** begin **

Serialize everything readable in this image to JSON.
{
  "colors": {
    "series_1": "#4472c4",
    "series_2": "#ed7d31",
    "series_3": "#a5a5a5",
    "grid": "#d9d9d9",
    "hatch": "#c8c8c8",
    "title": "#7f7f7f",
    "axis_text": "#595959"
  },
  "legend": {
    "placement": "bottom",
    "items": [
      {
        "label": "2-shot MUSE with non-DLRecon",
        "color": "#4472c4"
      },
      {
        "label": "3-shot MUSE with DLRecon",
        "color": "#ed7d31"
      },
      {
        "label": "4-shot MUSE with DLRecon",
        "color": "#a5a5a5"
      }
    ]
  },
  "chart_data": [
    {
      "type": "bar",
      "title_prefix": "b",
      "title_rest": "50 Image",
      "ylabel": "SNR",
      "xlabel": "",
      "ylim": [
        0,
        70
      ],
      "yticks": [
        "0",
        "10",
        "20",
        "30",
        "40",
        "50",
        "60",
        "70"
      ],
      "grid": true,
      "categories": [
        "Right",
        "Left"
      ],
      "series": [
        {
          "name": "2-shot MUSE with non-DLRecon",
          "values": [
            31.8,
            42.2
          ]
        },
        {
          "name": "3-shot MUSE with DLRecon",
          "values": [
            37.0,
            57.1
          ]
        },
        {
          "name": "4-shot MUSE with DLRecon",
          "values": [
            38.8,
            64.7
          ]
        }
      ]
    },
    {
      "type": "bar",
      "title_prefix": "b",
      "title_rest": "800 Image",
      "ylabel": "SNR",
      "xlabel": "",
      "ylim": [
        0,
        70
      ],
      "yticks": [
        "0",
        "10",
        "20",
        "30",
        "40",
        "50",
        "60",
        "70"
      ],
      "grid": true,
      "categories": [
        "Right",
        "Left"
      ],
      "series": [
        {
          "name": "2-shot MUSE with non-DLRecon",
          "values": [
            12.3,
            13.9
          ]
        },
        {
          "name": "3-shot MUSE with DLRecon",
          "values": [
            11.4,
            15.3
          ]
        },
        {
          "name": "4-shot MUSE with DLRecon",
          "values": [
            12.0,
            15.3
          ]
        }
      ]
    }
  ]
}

** end **

### Task goal
Give the entries again in full, exactly as they are written.

### The output
Serialize everything readable in this image to JSON.
{
  "colors": {
    "series_1": "#4472c4",
    "series_2": "#ed7d31",
    "series_3": "#a5a5a5",
    "grid": "#d9d9d9",
    "hatch": "#c8c8c8",
    "title": "#7f7f7f",
    "axis_text": "#595959"
  },
  "legend": {
    "placement": "bottom",
    "items": [
      {
        "label": "2-shot MUSE with non-DLRecon",
        "color": "#4472c4"
      },
      {
        "label": "3-shot MUSE with DLRecon",
        "color": "#ed7d31"
      },
      {
        "label": "4-shot MUSE with DLRecon",
        "color": "#a5a5a5"
      }
    ]
  },
  "chart_data": [
    {
      "type": "bar",
      "title_prefix": "b",
      "title_rest": "50 Image",
      "ylabel": "SNR",
      "xlabel": "",
      "ylim": [
        0,
        70
      ],
      "yticks": [
        "0",
        "10",
        "20",
        "30",
        "40",
        "50",
        "60",
        "70"
      ],
      "grid": true,
      "categories": [
        "Right",
        "Left"
      ],
      "series": [
        {
          "name": "2-shot MUSE with non-DLRecon",
          "values": [
            31.8,
            42.2
          ]
        },
        {
          "name": "3-shot MUSE with DLRecon",
          "values": [
            37.0,
            57.1
          ]
        },
        {
          "name": "4-shot MUSE with DLRecon",
          "values": [
            38.8,
            64.7
          ]
        }
      ]
    },
    {
      "type": "bar",
      "title_prefix": "b",
      "title_rest": "800 Image",
      "ylabel": "SNR",
      "xlabel": "",
      "ylim": [
        0,
        70
      ],
      "yticks": [
        "0",
        "10",
        "20",
        "30",
        "40",
        "50",
        "60",
        "70"
      ],
      "grid": true,
      "categories": [
        "Right",
        "Left"
      ],
      "series": [
        {
          "name": "2-shot MUSE with non-DLRecon",
          "values": [
            12.3,
            13.9
          ]
        },
        {
          "name": "3-shot MUSE with DLRecon",
          "values": [
            11.4,
            15.3
          ]
        },
        {
          "name": "4-shot MUSE with DLRecon",
          "values": [
            12.0,
            15.3
          ]
        }
      ]
    }
  ]
}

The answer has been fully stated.